Work task: Exact transcription of the data below is required, without the images.
══════════════════════════════
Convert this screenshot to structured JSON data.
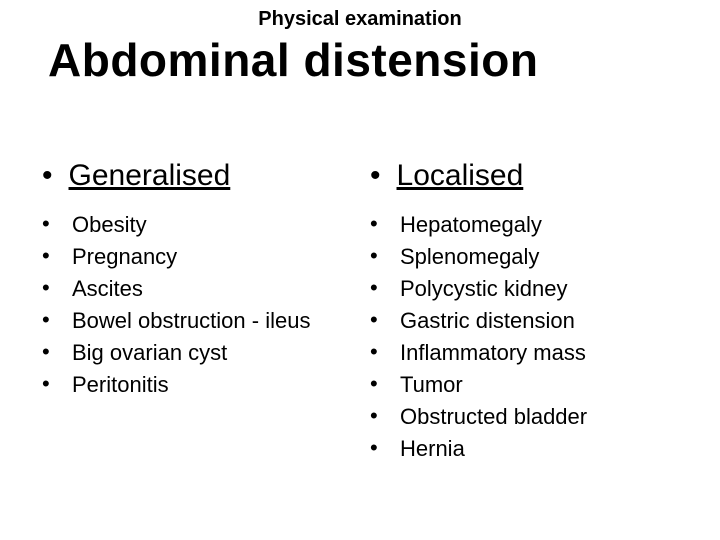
{
  "supertitle": "Physical examination",
  "title": "Abdominal distension",
  "columns": [
    {
      "header": "Generalised",
      "items": [
        "Obesity",
        "Pregnancy",
        "Ascites",
        "Bowel obstruction - ileus",
        "Big ovarian cyst",
        "Peritonitis"
      ]
    },
    {
      "header": "Localised",
      "items": [
        "Hepatomegaly",
        "Splenomegaly",
        "Polycystic kidney",
        "Gastric distension",
        "Inflammatory mass",
        "Tumor",
        "Obstructed bladder",
        "Hernia"
      ]
    }
  ],
  "colors": {
    "background": "#ffffff",
    "text": "#000000"
  },
  "typography": {
    "supertitle_size": 20,
    "title_size": 46,
    "header_size": 30,
    "item_size": 22,
    "font_family": "Arial"
  }
}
══════════════════════════════
Completed exercise:
Convert this screenshot to structured JSON data.
{
  "supertitle": "Physical examination",
  "title": "Abdominal distension",
  "columns": [
    {
      "header": "Generalised",
      "items": [
        "Obesity",
        "Pregnancy",
        "Ascites",
        "Bowel obstruction - ileus",
        "Big ovarian cyst",
        "Peritonitis"
      ]
    },
    {
      "header": "Localised",
      "items": [
        "Hepatomegaly",
        "Splenomegaly",
        "Polycystic kidney",
        "Gastric distension",
        "Inflammatory mass",
        "Tumor",
        "Obstructed bladder",
        "Hernia"
      ]
    }
  ],
  "colors": {
    "background": "#ffffff",
    "text": "#000000"
  },
  "typography": {
    "supertitle_size": 20,
    "title_size": 46,
    "header_size": 30,
    "item_size": 22,
    "font_family": "Arial"
  }
}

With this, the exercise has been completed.